[Stored records]
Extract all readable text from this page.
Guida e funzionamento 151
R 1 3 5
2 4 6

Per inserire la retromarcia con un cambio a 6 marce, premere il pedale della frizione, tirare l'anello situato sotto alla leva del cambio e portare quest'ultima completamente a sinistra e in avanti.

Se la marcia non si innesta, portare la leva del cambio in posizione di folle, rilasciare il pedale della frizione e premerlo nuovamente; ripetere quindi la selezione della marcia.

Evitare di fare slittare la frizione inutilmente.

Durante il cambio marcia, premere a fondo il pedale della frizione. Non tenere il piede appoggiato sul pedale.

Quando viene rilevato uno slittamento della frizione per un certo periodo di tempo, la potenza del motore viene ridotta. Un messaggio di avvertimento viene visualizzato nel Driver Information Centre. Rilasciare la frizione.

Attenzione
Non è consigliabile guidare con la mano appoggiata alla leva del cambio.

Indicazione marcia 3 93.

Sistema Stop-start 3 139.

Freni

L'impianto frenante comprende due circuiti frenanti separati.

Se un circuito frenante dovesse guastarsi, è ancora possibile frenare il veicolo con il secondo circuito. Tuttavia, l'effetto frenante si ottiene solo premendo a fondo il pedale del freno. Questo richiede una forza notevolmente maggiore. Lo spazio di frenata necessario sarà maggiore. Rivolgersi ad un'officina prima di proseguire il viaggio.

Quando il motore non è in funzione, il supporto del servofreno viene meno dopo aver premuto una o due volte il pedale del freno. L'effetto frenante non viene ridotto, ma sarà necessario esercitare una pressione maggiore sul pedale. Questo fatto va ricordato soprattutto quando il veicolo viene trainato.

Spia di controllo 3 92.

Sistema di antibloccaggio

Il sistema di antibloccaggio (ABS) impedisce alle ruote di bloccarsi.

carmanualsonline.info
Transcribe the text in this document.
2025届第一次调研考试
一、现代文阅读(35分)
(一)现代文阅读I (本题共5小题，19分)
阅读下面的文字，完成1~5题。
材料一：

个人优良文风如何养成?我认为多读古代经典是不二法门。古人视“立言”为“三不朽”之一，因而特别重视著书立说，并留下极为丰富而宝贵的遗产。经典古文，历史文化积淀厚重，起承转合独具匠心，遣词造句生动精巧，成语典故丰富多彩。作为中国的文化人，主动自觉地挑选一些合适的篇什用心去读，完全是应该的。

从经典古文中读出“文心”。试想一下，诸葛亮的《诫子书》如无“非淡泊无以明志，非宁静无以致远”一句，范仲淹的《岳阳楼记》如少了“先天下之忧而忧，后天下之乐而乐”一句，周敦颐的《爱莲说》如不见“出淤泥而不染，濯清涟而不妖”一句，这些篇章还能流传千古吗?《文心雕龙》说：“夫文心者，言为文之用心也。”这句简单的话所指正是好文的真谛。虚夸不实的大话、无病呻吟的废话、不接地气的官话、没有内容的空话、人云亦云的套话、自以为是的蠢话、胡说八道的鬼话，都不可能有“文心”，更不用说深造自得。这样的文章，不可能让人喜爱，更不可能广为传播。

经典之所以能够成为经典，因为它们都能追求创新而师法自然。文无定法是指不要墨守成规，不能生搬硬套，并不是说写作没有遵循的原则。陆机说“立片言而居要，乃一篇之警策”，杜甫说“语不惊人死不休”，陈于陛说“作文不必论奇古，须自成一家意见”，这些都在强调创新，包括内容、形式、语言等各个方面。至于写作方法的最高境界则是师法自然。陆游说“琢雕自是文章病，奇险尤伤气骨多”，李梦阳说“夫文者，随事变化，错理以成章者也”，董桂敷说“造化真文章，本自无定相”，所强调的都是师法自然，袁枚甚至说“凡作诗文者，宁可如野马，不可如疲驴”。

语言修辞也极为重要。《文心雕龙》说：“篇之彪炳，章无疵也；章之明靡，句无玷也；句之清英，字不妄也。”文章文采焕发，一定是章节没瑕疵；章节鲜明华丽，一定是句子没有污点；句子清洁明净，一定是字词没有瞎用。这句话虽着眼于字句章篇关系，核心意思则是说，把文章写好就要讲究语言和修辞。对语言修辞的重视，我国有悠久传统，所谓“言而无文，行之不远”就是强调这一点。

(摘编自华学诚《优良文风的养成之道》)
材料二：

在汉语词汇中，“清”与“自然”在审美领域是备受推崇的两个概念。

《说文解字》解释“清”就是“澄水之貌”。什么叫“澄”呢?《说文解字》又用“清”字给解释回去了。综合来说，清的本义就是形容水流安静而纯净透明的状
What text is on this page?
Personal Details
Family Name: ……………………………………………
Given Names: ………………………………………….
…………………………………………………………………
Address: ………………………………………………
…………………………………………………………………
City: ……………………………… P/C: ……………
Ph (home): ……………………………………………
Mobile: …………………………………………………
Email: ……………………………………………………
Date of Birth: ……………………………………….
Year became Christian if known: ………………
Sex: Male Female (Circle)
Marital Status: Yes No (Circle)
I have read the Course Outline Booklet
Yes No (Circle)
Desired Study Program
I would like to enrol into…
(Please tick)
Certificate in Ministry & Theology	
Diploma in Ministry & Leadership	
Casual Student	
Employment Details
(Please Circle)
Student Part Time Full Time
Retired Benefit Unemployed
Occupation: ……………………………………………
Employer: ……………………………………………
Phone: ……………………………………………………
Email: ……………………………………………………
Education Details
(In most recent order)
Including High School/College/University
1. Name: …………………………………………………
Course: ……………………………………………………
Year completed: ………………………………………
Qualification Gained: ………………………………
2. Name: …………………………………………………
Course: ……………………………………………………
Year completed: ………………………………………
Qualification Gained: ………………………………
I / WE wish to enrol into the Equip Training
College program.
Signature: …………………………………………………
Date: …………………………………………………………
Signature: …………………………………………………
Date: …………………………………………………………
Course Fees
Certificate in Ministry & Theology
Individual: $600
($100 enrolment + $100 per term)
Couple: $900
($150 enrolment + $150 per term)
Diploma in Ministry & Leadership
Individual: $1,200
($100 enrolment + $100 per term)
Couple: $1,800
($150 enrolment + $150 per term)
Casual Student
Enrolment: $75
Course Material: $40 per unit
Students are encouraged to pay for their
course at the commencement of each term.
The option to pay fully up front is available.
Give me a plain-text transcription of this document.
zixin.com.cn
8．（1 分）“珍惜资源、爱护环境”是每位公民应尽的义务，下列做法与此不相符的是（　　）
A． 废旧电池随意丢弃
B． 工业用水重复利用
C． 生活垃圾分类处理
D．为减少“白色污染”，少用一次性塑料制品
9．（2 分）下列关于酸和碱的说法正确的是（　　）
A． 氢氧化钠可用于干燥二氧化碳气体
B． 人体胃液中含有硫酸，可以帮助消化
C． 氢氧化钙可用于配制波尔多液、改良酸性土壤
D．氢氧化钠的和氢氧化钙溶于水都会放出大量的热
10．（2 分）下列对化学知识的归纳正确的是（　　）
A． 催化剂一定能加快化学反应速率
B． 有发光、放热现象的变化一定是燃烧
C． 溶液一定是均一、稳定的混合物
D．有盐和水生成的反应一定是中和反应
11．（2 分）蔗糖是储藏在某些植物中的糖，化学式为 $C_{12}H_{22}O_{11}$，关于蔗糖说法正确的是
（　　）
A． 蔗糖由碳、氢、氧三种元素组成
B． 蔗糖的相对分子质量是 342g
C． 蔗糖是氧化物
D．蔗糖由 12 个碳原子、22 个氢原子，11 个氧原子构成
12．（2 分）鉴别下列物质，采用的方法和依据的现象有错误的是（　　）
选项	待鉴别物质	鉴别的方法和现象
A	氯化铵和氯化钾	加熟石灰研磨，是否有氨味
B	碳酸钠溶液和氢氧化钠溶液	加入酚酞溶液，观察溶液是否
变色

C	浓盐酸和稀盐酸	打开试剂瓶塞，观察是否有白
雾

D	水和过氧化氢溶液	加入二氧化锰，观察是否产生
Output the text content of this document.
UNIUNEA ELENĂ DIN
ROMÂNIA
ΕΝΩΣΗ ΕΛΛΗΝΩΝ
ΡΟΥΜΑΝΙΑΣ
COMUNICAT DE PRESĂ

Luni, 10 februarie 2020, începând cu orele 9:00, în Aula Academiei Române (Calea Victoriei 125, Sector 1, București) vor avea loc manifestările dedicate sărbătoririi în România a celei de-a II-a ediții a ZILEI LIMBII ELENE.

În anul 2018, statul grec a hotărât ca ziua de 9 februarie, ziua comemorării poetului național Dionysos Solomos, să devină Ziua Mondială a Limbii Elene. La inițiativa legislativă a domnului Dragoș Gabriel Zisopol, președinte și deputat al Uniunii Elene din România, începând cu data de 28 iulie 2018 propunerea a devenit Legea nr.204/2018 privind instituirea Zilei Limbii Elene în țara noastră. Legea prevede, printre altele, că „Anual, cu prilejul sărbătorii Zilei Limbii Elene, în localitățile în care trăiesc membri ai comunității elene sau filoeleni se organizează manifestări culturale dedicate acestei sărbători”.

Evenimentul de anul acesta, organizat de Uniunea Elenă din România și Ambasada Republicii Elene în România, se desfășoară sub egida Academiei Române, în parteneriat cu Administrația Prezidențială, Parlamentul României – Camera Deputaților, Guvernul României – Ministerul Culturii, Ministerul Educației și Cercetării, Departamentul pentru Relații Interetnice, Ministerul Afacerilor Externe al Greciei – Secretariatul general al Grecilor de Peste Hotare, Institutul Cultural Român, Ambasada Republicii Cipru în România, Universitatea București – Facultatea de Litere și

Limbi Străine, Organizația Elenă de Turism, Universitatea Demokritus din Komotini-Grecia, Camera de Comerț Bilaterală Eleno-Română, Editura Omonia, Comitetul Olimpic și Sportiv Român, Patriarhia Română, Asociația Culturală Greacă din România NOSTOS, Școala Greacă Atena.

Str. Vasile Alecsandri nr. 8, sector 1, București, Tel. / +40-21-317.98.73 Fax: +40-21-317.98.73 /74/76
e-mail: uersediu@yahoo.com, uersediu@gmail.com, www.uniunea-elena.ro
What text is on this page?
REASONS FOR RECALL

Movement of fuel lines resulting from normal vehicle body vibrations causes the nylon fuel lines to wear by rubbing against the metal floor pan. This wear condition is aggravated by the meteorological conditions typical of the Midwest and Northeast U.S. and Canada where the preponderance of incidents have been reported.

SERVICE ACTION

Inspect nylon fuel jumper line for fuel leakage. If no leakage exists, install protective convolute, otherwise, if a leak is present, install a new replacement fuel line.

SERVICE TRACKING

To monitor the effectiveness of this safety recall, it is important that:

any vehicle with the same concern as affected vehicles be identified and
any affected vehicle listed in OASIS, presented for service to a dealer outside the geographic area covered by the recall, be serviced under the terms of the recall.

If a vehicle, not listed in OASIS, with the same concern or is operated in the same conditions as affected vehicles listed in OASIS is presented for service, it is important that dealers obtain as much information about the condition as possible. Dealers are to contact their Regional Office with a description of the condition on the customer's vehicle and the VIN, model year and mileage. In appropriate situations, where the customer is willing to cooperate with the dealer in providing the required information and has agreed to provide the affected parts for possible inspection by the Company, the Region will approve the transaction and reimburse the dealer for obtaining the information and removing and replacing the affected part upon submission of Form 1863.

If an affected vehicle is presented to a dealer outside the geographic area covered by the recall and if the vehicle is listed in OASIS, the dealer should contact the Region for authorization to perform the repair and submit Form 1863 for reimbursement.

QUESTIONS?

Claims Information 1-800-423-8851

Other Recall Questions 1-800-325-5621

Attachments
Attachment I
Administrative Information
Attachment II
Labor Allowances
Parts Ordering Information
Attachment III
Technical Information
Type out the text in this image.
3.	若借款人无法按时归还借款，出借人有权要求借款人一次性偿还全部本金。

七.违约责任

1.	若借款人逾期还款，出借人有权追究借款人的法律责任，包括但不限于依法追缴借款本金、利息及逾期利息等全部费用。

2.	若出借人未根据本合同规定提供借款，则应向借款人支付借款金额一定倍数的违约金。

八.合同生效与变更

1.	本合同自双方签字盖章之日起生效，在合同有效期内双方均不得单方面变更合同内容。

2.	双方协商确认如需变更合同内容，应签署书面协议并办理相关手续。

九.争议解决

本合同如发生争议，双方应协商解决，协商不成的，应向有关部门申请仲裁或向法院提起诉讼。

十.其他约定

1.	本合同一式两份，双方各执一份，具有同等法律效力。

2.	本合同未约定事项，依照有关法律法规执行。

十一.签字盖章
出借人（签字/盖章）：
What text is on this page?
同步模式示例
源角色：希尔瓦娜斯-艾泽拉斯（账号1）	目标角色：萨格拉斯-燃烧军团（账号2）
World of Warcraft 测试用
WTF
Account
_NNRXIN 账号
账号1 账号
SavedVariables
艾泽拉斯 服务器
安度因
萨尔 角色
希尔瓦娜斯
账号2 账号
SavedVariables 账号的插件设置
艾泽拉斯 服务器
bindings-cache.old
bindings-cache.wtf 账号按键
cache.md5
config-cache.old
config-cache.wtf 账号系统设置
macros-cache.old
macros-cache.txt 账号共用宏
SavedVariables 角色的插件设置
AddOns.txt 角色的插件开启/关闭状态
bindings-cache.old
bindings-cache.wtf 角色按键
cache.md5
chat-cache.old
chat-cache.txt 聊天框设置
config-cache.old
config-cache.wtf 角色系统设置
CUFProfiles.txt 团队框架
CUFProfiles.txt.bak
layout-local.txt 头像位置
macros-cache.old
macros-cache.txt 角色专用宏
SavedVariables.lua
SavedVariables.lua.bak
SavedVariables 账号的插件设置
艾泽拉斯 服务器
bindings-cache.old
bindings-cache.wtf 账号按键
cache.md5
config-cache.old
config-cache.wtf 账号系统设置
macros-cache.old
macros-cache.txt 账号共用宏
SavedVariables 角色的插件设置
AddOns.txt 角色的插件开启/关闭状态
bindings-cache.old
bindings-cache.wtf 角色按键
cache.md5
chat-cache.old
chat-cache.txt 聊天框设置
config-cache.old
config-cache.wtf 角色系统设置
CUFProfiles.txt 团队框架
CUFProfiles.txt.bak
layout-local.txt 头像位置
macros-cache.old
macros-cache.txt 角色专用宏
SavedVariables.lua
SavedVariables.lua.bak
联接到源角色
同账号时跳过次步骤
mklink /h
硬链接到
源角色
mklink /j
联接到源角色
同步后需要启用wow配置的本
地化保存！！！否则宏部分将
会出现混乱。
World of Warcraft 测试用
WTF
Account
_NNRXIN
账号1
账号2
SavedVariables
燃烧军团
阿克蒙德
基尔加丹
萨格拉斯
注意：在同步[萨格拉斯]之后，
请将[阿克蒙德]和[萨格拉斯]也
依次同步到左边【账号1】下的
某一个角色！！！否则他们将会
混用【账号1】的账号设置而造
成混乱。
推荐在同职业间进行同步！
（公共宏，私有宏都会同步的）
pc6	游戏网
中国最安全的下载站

* _Written task_: Respond with the number of lines containing "covered" and no additional words.

* _Solution_: 2